**WORKING DATA:**
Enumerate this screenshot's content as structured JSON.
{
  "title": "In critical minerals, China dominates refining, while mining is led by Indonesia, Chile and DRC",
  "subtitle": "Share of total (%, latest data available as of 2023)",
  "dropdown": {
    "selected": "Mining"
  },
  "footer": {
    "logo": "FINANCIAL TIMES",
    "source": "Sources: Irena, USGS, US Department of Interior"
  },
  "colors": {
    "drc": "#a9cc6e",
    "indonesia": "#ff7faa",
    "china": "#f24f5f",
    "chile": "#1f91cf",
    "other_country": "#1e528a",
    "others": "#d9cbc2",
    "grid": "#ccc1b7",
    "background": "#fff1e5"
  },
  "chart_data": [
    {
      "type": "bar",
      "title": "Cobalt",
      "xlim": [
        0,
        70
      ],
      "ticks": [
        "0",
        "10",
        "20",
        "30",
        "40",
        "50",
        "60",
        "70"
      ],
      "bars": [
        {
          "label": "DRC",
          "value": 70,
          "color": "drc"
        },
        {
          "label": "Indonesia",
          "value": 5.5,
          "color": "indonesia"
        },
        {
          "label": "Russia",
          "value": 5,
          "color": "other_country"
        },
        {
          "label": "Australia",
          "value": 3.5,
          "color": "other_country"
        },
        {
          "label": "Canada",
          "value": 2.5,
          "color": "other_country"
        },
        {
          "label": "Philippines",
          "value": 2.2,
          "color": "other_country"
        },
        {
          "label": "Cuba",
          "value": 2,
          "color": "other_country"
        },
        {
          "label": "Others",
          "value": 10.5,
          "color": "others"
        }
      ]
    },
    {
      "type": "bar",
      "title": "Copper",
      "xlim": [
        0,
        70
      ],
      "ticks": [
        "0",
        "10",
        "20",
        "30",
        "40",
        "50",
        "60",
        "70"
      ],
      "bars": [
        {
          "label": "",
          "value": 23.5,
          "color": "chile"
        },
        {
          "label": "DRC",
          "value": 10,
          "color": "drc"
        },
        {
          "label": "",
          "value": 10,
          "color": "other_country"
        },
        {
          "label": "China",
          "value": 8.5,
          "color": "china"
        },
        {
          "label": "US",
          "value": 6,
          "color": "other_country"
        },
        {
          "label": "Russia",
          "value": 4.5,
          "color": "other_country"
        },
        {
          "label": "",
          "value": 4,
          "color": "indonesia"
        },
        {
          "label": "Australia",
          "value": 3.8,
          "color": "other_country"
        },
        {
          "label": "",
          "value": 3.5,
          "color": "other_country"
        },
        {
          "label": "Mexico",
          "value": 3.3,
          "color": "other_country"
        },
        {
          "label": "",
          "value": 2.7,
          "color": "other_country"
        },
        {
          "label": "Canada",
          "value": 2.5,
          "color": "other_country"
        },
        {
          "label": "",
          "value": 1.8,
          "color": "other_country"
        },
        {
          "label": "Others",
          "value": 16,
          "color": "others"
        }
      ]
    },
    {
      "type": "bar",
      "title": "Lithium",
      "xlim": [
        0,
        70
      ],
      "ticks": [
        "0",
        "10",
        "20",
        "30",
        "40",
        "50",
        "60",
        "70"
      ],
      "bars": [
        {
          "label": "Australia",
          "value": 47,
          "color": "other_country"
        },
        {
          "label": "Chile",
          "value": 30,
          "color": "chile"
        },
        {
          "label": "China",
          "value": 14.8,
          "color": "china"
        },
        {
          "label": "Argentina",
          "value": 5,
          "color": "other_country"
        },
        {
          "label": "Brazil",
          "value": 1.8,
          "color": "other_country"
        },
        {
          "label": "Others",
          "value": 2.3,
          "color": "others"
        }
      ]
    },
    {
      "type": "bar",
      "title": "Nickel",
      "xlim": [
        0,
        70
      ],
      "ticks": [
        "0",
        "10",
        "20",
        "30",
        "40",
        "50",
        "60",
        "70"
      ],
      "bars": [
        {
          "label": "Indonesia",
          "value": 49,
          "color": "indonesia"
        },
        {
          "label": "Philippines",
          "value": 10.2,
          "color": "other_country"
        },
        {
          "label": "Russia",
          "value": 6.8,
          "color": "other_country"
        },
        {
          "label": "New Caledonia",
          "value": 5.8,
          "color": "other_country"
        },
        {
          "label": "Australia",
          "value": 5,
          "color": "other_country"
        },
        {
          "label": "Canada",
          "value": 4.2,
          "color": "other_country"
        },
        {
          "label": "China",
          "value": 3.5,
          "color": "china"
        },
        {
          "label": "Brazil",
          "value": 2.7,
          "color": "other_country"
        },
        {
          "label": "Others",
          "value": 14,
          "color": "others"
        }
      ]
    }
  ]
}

**TASK DESCRIPTION:**
Could you quote the material above in full, exactly as it stands?

**TASK OUTPUT:**
Enumerate this screenshot's content as structured JSON.
{
  "title": "In critical minerals, China dominates refining, while mining is led by Indonesia, Chile and DRC",
  "subtitle": "Share of total (%, latest data available as of 2023)",
  "dropdown": {
    "selected": "Mining"
  },
  "footer": {
    "logo": "FINANCIAL TIMES",
    "source": "Sources: Irena, USGS, US Department of Interior"
  },
  "colors": {
    "drc": "#a9cc6e",
    "indonesia": "#ff7faa",
    "china": "#f24f5f",
    "chile": "#1f91cf",
    "other_country": "#1e528a",
    "others": "#d9cbc2",
    "grid": "#ccc1b7",
    "background": "#fff1e5"
  },
  "chart_data": [
    {
      "type": "bar",
      "title": "Cobalt",
      "xlim": [
        0,
        70
      ],
      "ticks": [
        "0",
        "10",
        "20",
        "30",
        "40",
        "50",
        "60",
        "70"
      ],
      "bars": [
        {
          "label": "DRC",
          "value": 70,
          "color": "drc"
        },
        {
          "label": "Indonesia",
          "value": 5.5,
          "color": "indonesia"
        },
        {
          "label": "Russia",
          "value": 5,
          "color": "other_country"
        },
        {
          "label": "Australia",
          "value": 3.5,
          "color": "other_country"
        },
        {
          "label": "Canada",
          "value": 2.5,
          "color": "other_country"
        },
        {
          "label": "Philippines",
          "value": 2.2,
          "color": "other_country"
        },
        {
          "label": "Cuba",
          "value": 2,
          "color": "other_country"
        },
        {
          "label": "Others",
          "value": 10.5,
          "color": "others"
        }
      ]
    },
    {
      "type": "bar",
      "title": "Copper",
      "xlim": [
        0,
        70
      ],
      "ticks": [
        "0",
        "10",
        "20",
        "30",
        "40",
        "50",
        "60",
        "70"
      ],
      "bars": [
        {
          "label": "",
          "value": 23.5,
          "color": "chile"
        },
        {
          "label": "DRC",
          "value": 10,
          "color": "drc"
        },
        {
          "label": "",
          "value": 10,
          "color": "other_country"
        },
        {
          "label": "China",
          "value": 8.5,
          "color": "china"
        },
        {
          "label": "US",
          "value": 6,
          "color": "other_country"
        },
        {
          "label": "Russia",
          "value": 4.5,
          "color": "other_country"
        },
        {
          "label": "",
          "value": 4,
          "color": "indonesia"
        },
        {
          "label": "Australia",
          "value": 3.8,
          "color": "other_country"
        },
        {
          "label": "",
          "value": 3.5,
          "color": "other_country"
        },
        {
          "label": "Mexico",
          "value": 3.3,
          "color": "other_country"
        },
        {
          "label": "",
          "value": 2.7,
          "color": "other_country"
        },
        {
          "label": "Canada",
          "value": 2.5,
          "color": "other_country"
        },
        {
          "label": "",
          "value": 1.8,
          "color": "other_country"
        },
        {
          "label": "Others",
          "value": 16,
          "color": "others"
        }
      ]
    },
    {
      "type": "bar",
      "title": "Lithium",
      "xlim": [
        0,
        70
      ],
      "ticks": [
        "0",
        "10",
        "20",
        "30",
        "40",
        "50",
        "60",
        "70"
      ],
      "bars": [
        {
          "label": "Australia",
          "value": 47,
          "color": "other_country"
        },
        {
          "label": "Chile",
          "value": 30,
          "color": "chile"
        },
        {
          "label": "China",
          "value": 14.8,
          "color": "china"
        },
        {
          "label": "Argentina",
          "value": 5,
          "color": "other_country"
        },
        {
          "label": "Brazil",
          "value": 1.8,
          "color": "other_country"
        },
        {
          "label": "Others",
          "value": 2.3,
          "color": "others"
        }
      ]
    },
    {
      "type": "bar",
      "title": "Nickel",
      "xlim": [
        0,
        70
      ],
      "ticks": [
        "0",
        "10",
        "20",
        "30",
        "40",
        "50",
        "60",
        "70"
      ],
      "bars": [
        {
          "label": "Indonesia",
          "value": 49,
          "color": "indonesia"
        },
        {
          "label": "Philippines",
          "value": 10.2,
          "color": "other_country"
        },
        {
          "label": "Russia",
          "value": 6.8,
          "color": "other_country"
        },
        {
          "label": "New Caledonia",
          "value": 5.8,
          "color": "other_country"
        },
        {
          "label": "Australia",
          "value": 5,
          "color": "other_country"
        },
        {
          "label": "Canada",
          "value": 4.2,
          "color": "other_country"
        },
        {
          "label": "China",
          "value": 3.5,
          "color": "china"
        },
        {
          "label": "Brazil",
          "value": 2.7,
          "color": "other_country"
        },
        {
          "label": "Others",
          "value": 14,
          "color": "others"
        }
      ]
    }
  ]
}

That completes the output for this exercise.